# What is needed
Do any lines in the data below contain "Messages"? If so, copy every one of them.

══ Source records ══

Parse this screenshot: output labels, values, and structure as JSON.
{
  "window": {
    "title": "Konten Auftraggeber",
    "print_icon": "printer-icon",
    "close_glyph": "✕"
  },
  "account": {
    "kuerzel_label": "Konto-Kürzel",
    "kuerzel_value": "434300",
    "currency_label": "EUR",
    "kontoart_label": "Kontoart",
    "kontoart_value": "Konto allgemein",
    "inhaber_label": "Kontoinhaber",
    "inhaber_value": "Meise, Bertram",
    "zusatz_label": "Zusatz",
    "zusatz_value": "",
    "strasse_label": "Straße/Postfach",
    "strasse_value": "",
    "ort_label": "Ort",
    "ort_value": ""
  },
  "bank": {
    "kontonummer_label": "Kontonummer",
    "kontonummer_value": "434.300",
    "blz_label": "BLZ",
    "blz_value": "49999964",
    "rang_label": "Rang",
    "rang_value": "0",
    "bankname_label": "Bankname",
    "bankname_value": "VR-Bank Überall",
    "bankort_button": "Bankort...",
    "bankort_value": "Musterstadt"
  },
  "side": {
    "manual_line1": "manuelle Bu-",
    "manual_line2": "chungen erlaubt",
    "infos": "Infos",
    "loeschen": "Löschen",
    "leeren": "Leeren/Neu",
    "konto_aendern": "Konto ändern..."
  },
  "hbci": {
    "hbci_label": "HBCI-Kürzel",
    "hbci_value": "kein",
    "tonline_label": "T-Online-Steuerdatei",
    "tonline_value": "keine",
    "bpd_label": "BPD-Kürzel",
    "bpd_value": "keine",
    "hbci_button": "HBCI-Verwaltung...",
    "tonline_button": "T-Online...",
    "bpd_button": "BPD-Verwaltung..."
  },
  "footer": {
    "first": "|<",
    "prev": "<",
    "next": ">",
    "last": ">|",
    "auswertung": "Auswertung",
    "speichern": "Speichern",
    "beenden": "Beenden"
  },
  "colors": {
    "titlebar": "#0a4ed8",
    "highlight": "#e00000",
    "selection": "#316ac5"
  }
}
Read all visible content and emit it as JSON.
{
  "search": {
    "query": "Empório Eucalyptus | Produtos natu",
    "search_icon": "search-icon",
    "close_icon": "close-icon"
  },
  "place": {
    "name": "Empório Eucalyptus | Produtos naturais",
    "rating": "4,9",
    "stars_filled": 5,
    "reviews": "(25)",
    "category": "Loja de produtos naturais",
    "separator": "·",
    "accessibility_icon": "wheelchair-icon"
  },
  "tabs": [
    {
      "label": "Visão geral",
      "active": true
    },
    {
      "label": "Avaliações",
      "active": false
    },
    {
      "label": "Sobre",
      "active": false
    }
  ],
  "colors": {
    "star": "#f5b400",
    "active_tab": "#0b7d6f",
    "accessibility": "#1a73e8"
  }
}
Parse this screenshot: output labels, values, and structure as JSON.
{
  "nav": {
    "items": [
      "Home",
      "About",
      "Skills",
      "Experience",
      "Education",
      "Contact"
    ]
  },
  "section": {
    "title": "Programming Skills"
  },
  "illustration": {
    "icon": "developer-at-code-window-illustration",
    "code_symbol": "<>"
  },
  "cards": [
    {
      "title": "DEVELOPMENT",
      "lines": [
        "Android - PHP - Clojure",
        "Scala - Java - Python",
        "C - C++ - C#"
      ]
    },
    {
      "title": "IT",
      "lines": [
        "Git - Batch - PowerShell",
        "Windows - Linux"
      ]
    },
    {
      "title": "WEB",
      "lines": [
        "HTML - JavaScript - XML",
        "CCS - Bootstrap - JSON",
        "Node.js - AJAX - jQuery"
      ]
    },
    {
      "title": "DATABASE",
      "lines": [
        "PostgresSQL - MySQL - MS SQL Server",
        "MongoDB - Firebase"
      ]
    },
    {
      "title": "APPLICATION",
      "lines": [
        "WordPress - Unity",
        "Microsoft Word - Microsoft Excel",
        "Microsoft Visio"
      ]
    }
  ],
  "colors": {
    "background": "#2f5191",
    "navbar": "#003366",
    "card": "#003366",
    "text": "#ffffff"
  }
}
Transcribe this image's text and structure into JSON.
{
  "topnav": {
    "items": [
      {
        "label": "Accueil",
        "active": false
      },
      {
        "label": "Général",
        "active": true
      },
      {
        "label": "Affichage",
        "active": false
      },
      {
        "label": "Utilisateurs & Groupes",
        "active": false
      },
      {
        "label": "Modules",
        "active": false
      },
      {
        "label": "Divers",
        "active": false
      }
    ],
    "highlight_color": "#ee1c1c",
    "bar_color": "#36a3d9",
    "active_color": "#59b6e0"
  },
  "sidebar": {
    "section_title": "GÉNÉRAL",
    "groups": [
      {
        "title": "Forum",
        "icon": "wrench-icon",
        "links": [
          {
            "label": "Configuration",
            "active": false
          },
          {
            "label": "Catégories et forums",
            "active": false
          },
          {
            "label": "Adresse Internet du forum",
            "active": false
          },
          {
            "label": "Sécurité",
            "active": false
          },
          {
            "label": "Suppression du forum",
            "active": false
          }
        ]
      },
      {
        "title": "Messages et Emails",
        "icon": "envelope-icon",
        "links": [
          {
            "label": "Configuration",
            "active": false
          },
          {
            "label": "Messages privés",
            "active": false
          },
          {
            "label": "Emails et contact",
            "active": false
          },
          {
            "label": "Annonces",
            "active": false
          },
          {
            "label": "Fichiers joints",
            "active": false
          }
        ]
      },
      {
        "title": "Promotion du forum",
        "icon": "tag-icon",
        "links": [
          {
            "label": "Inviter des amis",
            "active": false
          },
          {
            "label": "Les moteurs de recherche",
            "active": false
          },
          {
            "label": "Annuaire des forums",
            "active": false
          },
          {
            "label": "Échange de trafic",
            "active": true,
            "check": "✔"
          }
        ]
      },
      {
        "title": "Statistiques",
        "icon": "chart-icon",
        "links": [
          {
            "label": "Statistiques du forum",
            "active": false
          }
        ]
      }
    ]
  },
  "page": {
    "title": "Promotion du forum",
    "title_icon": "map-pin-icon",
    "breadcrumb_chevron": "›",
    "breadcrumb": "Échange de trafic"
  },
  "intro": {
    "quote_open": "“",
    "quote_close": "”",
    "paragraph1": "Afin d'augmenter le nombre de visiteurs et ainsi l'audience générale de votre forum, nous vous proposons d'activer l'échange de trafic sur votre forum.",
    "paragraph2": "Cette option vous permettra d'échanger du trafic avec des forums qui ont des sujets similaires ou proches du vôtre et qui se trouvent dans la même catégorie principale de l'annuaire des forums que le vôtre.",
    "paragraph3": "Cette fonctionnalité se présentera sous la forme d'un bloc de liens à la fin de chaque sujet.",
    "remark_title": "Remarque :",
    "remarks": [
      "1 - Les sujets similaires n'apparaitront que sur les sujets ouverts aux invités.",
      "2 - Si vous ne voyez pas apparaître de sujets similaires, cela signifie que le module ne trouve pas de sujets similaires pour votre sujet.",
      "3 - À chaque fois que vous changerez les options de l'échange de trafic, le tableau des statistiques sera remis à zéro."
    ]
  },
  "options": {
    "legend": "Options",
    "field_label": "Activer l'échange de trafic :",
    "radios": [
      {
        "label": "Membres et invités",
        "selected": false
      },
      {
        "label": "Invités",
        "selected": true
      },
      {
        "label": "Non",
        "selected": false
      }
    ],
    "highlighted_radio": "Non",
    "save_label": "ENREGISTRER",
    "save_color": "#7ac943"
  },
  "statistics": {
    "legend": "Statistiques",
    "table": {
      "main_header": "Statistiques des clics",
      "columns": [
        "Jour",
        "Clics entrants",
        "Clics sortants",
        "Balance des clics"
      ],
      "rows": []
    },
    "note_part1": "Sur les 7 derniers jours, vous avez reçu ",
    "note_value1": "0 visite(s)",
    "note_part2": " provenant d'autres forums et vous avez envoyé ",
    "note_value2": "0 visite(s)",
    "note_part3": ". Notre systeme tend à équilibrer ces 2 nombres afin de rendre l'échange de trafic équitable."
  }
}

═══

# Right answer
        "title": "Messages et Emails",
            "label": "Messages privés",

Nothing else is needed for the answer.